:: GOAL OF THE EXERCISE ::
Carry on the forum thread about London and the provincial "new pop" bands, starting right after its last sentence.

:: SOURCE PASSAGE ::
━━━━━━━━━━━━━━━━

Which was wot? Chas and Dave? Sign up those provincial bands and homogenise them? Wham sound like mods in some of the above descriptions:-)Scuse me for any misreading but implicit in the above quote is this idea that there existed this gloriously unmatchable multicultural, diverse melting pot incomparable to anywhere else in the UK. Funny really I think Detroit, I think Sheffield.

Were Madness and the Specials 'new pop'?

Andy Hitchcock, Sunday, 7 October 2001 00:00 (twenty-two years ago) link

Which was wot? Well exactly.It was one of the few times when London relinquished it's cultural hold over the rest of the country. What I was trying to say (in my usual hamfisted way) was that the acts that Mark is thinking of were almost all provincial. They certainly weren't homogenic, Associates sounded nothing like Simple Minds who sounded nothing like Soft Cell etc. The only London act that would fit in to his description would be Japan.

━━━━━━━━━━━━━━━━

:: SUPPLIED INFORMATION ::
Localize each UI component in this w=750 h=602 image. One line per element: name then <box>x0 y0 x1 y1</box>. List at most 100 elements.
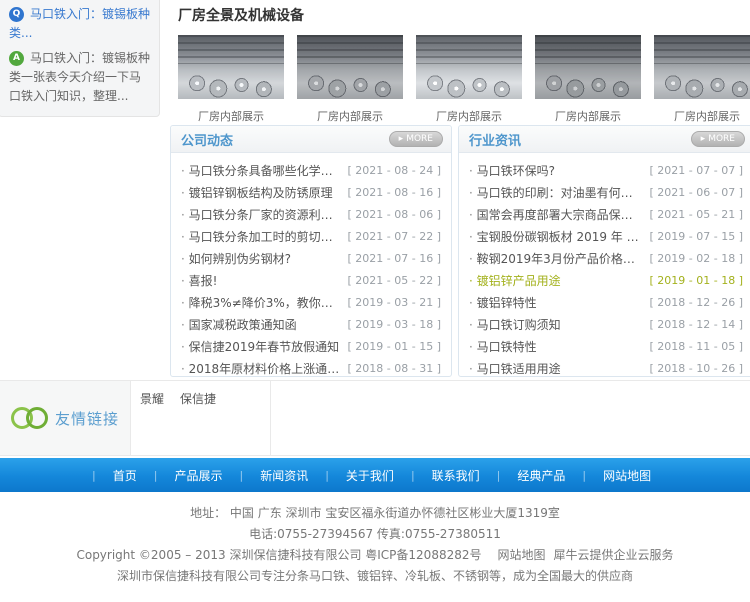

━━━━━━━━━━━━━━━━

:: RESULT OF THIS TASK ::
The 2 tone acts (and Dexy's) I think really predate 'new pop' and come with a totally different set of parameters (reggae/pub rock/music hall/punk).

I know Sheffield, Glasgow, Liverpool etc are multicultural but not to the extent London was 20 years ago and probably not to the same extent even now.

Billy Dods, Sunday, 7 October 2001 00:00 (twenty-two years ago) link

I like this discussion - tons of thoughtfulness around - and it's nice of Dr C to wonder what I might have to say. But I don't really know 'New Pop'. Subway Sect: probably a bit of a bore. Postcard: good name, but probably musically overrated. Morley: talented provocateur. Derrida: not an easy reference to make *practical* use of in pop, though I may be missing something here.

Other names have come up - Human League, Culture Club. I have some time for bits of their oeuvres. But I have to assume that the HL didn't get together to try to fit a Paul Morley plan. If anyone did, Frankie?

I still don't think I know this material well enough.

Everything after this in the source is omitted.